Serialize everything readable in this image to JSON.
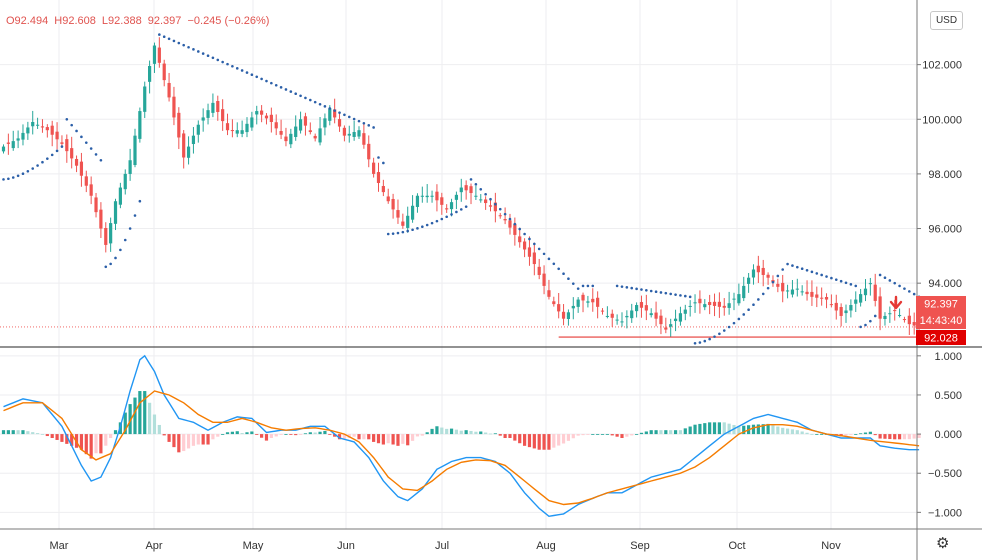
{
  "legend": {
    "open": "O92.494",
    "high": "H92.608",
    "low": "L92.388",
    "close": "92.397",
    "change": "−0.245 (−0.26%)"
  },
  "currency_button": "USD",
  "settings_icon": "gear-icon",
  "price_badge": {
    "last": "92.397",
    "countdown": "14:43:40",
    "level": "92.028"
  },
  "colors": {
    "up": "#26a69a",
    "down": "#ef5350",
    "sar": "#2b5fa8",
    "macd": "#2196f3",
    "signal": "#f57c00",
    "line": "#e53935",
    "hist_up": "#26a69a",
    "hist_up_light": "#b2dfdb",
    "hist_down": "#ef5350",
    "hist_down_light": "#ffcdd2"
  },
  "chart_data": [
    {
      "type": "candlestick",
      "y_ticks": [
        "102.000",
        "100.000",
        "98.000",
        "96.000",
        "94.000"
      ],
      "ylim": [
        91.7,
        104.0
      ],
      "x_ticks": [
        "Mar",
        "Apr",
        "May",
        "Jun",
        "Jul",
        "Aug",
        "Sep",
        "Oct",
        "Nov"
      ],
      "last_price": 92.397,
      "horizontal_line": 92.028,
      "close_anchors": [
        [
          0,
          99.0
        ],
        [
          3,
          99.3
        ],
        [
          6,
          99.9
        ],
        [
          9,
          99.6
        ],
        [
          12,
          99.1
        ],
        [
          15,
          98.3
        ],
        [
          18,
          97.2
        ],
        [
          21,
          95.4
        ],
        [
          23,
          97.0
        ],
        [
          26,
          98.5
        ],
        [
          29,
          101.2
        ],
        [
          31,
          102.7
        ],
        [
          34,
          100.8
        ],
        [
          37,
          98.6
        ],
        [
          40,
          99.8
        ],
        [
          43,
          100.6
        ],
        [
          46,
          99.6
        ],
        [
          49,
          99.6
        ],
        [
          52,
          100.3
        ],
        [
          55,
          99.9
        ],
        [
          58,
          99.2
        ],
        [
          61,
          100.0
        ],
        [
          64,
          99.3
        ],
        [
          67,
          100.4
        ],
        [
          70,
          99.4
        ],
        [
          73,
          99.6
        ],
        [
          76,
          98.0
        ],
        [
          79,
          97.0
        ],
        [
          82,
          96.1
        ],
        [
          85,
          97.2
        ],
        [
          88,
          97.2
        ],
        [
          91,
          96.7
        ],
        [
          94,
          97.5
        ],
        [
          97,
          97.2
        ],
        [
          100,
          96.8
        ],
        [
          103,
          96.3
        ],
        [
          106,
          95.5
        ],
        [
          109,
          94.7
        ],
        [
          112,
          93.5
        ],
        [
          115,
          92.7
        ],
        [
          118,
          93.4
        ],
        [
          121,
          93.3
        ],
        [
          124,
          92.8
        ],
        [
          127,
          92.6
        ],
        [
          130,
          93.2
        ],
        [
          133,
          92.9
        ],
        [
          136,
          92.3
        ],
        [
          139,
          92.9
        ],
        [
          142,
          93.3
        ],
        [
          145,
          93.2
        ],
        [
          148,
          93.1
        ],
        [
          151,
          93.6
        ],
        [
          154,
          94.5
        ],
        [
          157,
          94.2
        ],
        [
          160,
          93.7
        ],
        [
          163,
          93.8
        ],
        [
          166,
          93.5
        ],
        [
          169,
          93.4
        ],
        [
          172,
          92.8
        ],
        [
          175,
          93.4
        ],
        [
          178,
          94.0
        ],
        [
          180,
          92.7
        ],
        [
          183,
          93.0
        ],
        [
          186,
          92.5
        ],
        [
          188,
          92.397
        ]
      ],
      "sar_segments": [
        {
          "dir": "below",
          "from": 0,
          "to": 12,
          "start": 97.8,
          "end": 99.0
        },
        {
          "dir": "above",
          "from": 13,
          "to": 20,
          "start": 100.0,
          "end": 98.5
        },
        {
          "dir": "below",
          "from": 21,
          "to": 28,
          "start": 94.6,
          "end": 97.0
        },
        {
          "dir": "above",
          "from": 32,
          "to": 76,
          "start": 103.1,
          "end": 99.7
        },
        {
          "dir": "above",
          "from": 77,
          "to": 78,
          "start": 98.6,
          "end": 98.4
        },
        {
          "dir": "below",
          "from": 79,
          "to": 95,
          "start": 95.8,
          "end": 96.8
        },
        {
          "dir": "above",
          "from": 96,
          "to": 118,
          "start": 97.8,
          "end": 93.8
        },
        {
          "dir": "above",
          "from": 119,
          "to": 121,
          "start": 93.9,
          "end": 93.9
        },
        {
          "dir": "above",
          "from": 126,
          "to": 141,
          "start": 93.9,
          "end": 93.5
        },
        {
          "dir": "below",
          "from": 142,
          "to": 160,
          "start": 91.8,
          "end": 94.5
        },
        {
          "dir": "above",
          "from": 161,
          "to": 175,
          "start": 94.7,
          "end": 93.9
        },
        {
          "dir": "below",
          "from": 176,
          "to": 179,
          "start": 92.4,
          "end": 92.8
        },
        {
          "dir": "above",
          "from": 180,
          "to": 188,
          "start": 94.3,
          "end": 93.5
        }
      ]
    },
    {
      "type": "macd",
      "y_ticks": [
        "1.000",
        "0.500",
        "0.000",
        "−0.500",
        "−1.000"
      ],
      "ylim": [
        -1.2,
        1.1
      ],
      "macd_anchors": [
        [
          0,
          0.35
        ],
        [
          4,
          0.45
        ],
        [
          8,
          0.4
        ],
        [
          12,
          0.1
        ],
        [
          16,
          -0.4
        ],
        [
          18,
          -0.6
        ],
        [
          20,
          -0.55
        ],
        [
          22,
          -0.3
        ],
        [
          24,
          0.1
        ],
        [
          26,
          0.55
        ],
        [
          28,
          0.95
        ],
        [
          29,
          1.0
        ],
        [
          31,
          0.8
        ],
        [
          33,
          0.5
        ],
        [
          36,
          0.2
        ],
        [
          39,
          0.15
        ],
        [
          42,
          0.05
        ],
        [
          45,
          0.15
        ],
        [
          48,
          0.22
        ],
        [
          51,
          0.2
        ],
        [
          54,
          0.02
        ],
        [
          57,
          0.05
        ],
        [
          60,
          0.05
        ],
        [
          63,
          0.1
        ],
        [
          66,
          0.1
        ],
        [
          69,
          -0.05
        ],
        [
          72,
          -0.1
        ],
        [
          75,
          -0.3
        ],
        [
          78,
          -0.6
        ],
        [
          81,
          -0.8
        ],
        [
          83,
          -0.85
        ],
        [
          86,
          -0.7
        ],
        [
          89,
          -0.45
        ],
        [
          92,
          -0.35
        ],
        [
          95,
          -0.3
        ],
        [
          98,
          -0.3
        ],
        [
          101,
          -0.35
        ],
        [
          104,
          -0.5
        ],
        [
          107,
          -0.75
        ],
        [
          110,
          -0.95
        ],
        [
          112,
          -1.05
        ],
        [
          115,
          -1.02
        ],
        [
          118,
          -0.9
        ],
        [
          121,
          -0.82
        ],
        [
          124,
          -0.75
        ],
        [
          127,
          -0.75
        ],
        [
          130,
          -0.65
        ],
        [
          133,
          -0.55
        ],
        [
          136,
          -0.5
        ],
        [
          139,
          -0.45
        ],
        [
          142,
          -0.3
        ],
        [
          145,
          -0.15
        ],
        [
          148,
          0.0
        ],
        [
          151,
          0.1
        ],
        [
          154,
          0.2
        ],
        [
          157,
          0.25
        ],
        [
          160,
          0.2
        ],
        [
          163,
          0.15
        ],
        [
          166,
          0.05
        ],
        [
          169,
          0.0
        ],
        [
          172,
          -0.05
        ],
        [
          175,
          -0.05
        ],
        [
          178,
          -0.05
        ],
        [
          180,
          -0.15
        ],
        [
          183,
          -0.18
        ],
        [
          186,
          -0.2
        ],
        [
          188,
          -0.2
        ]
      ],
      "signal_anchors": [
        [
          0,
          0.3
        ],
        [
          4,
          0.4
        ],
        [
          8,
          0.4
        ],
        [
          12,
          0.2
        ],
        [
          16,
          -0.2
        ],
        [
          19,
          -0.33
        ],
        [
          22,
          -0.25
        ],
        [
          25,
          0.05
        ],
        [
          28,
          0.4
        ],
        [
          31,
          0.55
        ],
        [
          34,
          0.5
        ],
        [
          37,
          0.4
        ],
        [
          40,
          0.25
        ],
        [
          43,
          0.15
        ],
        [
          46,
          0.15
        ],
        [
          49,
          0.2
        ],
        [
          52,
          0.15
        ],
        [
          55,
          0.08
        ],
        [
          58,
          0.05
        ],
        [
          61,
          0.07
        ],
        [
          64,
          0.08
        ],
        [
          67,
          0.05
        ],
        [
          70,
          0.0
        ],
        [
          73,
          -0.1
        ],
        [
          76,
          -0.3
        ],
        [
          79,
          -0.55
        ],
        [
          82,
          -0.7
        ],
        [
          85,
          -0.72
        ],
        [
          88,
          -0.6
        ],
        [
          91,
          -0.45
        ],
        [
          94,
          -0.36
        ],
        [
          97,
          -0.33
        ],
        [
          100,
          -0.34
        ],
        [
          103,
          -0.4
        ],
        [
          106,
          -0.55
        ],
        [
          109,
          -0.7
        ],
        [
          112,
          -0.85
        ],
        [
          115,
          -0.9
        ],
        [
          118,
          -0.88
        ],
        [
          121,
          -0.82
        ],
        [
          124,
          -0.75
        ],
        [
          127,
          -0.7
        ],
        [
          130,
          -0.65
        ],
        [
          133,
          -0.6
        ],
        [
          136,
          -0.55
        ],
        [
          139,
          -0.5
        ],
        [
          142,
          -0.42
        ],
        [
          145,
          -0.3
        ],
        [
          148,
          -0.15
        ],
        [
          151,
          0.0
        ],
        [
          154,
          0.08
        ],
        [
          157,
          0.12
        ],
        [
          160,
          0.12
        ],
        [
          163,
          0.1
        ],
        [
          166,
          0.05
        ],
        [
          169,
          0.0
        ],
        [
          172,
          -0.02
        ],
        [
          175,
          -0.05
        ],
        [
          178,
          -0.08
        ],
        [
          181,
          -0.1
        ],
        [
          184,
          -0.12
        ],
        [
          188,
          -0.15
        ]
      ]
    }
  ]
}
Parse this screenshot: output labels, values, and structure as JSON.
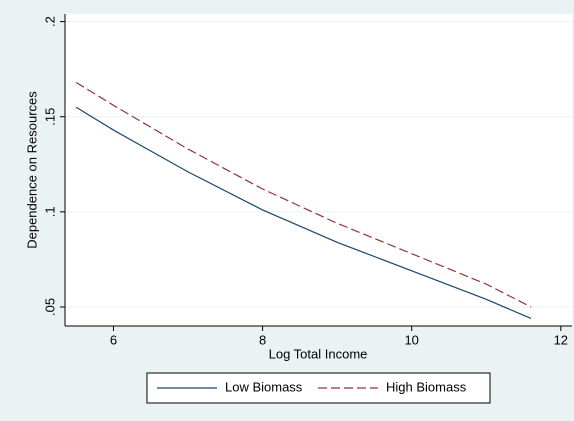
{
  "chart_data": {
    "type": "line",
    "x_label": "Log Total Income",
    "y_label": "Dependence on Resources",
    "x": [
      5.5,
      6,
      7,
      8,
      9,
      10,
      11,
      11.6
    ],
    "series": [
      {
        "name": "Low Biomass",
        "color": "#1a476f",
        "dash": "solid",
        "values": [
          0.155,
          0.143,
          0.121,
          0.101,
          0.084,
          0.069,
          0.054,
          0.044
        ]
      },
      {
        "name": "High Biomass",
        "color": "#90353b",
        "dash": "dashed",
        "values": [
          0.168,
          0.156,
          0.133,
          0.112,
          0.094,
          0.078,
          0.062,
          0.05
        ]
      }
    ],
    "xlim": [
      5.35,
      12.15
    ],
    "ylim": [
      0.04,
      0.204
    ],
    "xticks": [
      6,
      8,
      10,
      12
    ],
    "yticks": [
      {
        "value": 0.05,
        "label": ".05"
      },
      {
        "value": 0.1,
        "label": ".1"
      },
      {
        "value": 0.15,
        "label": ".15"
      },
      {
        "value": 0.2,
        "label": ".2"
      }
    ],
    "grid": true,
    "legend": "bottom"
  }
}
_ _ _ _ _ _ _
▸ **What this task involves**:
With pictures left out, repeat exactly the lines from the line bearing "Parse this screenshot: output" through the final line of the records above.

▸ **Completed task**:
Parse this screenshot: output labels, values, and structure as JSON.
{
  "chart_data": {
    "type": "line",
    "x_label": "Log Total Income",
    "y_label": "Dependence on Resources",
    "x": [
      5.5,
      6,
      7,
      8,
      9,
      10,
      11,
      11.6
    ],
    "series": [
      {
        "name": "Low Biomass",
        "color": "#1a476f",
        "dash": "solid",
        "values": [
          0.155,
          0.143,
          0.121,
          0.101,
          0.084,
          0.069,
          0.054,
          0.044
        ]
      },
      {
        "name": "High Biomass",
        "color": "#90353b",
        "dash": "dashed",
        "values": [
          0.168,
          0.156,
          0.133,
          0.112,
          0.094,
          0.078,
          0.062,
          0.05
        ]
      }
    ],
    "xlim": [
      5.35,
      12.15
    ],
    "ylim": [
      0.04,
      0.204
    ],
    "xticks": [
      6,
      8,
      10,
      12
    ],
    "yticks": [
      {
        "value": 0.05,
        "label": ".05"
      },
      {
        "value": 0.1,
        "label": ".1"
      },
      {
        "value": 0.15,
        "label": ".15"
      },
      {
        "value": 0.2,
        "label": ".2"
      }
    ],
    "grid": true,
    "legend": "bottom"
  }
}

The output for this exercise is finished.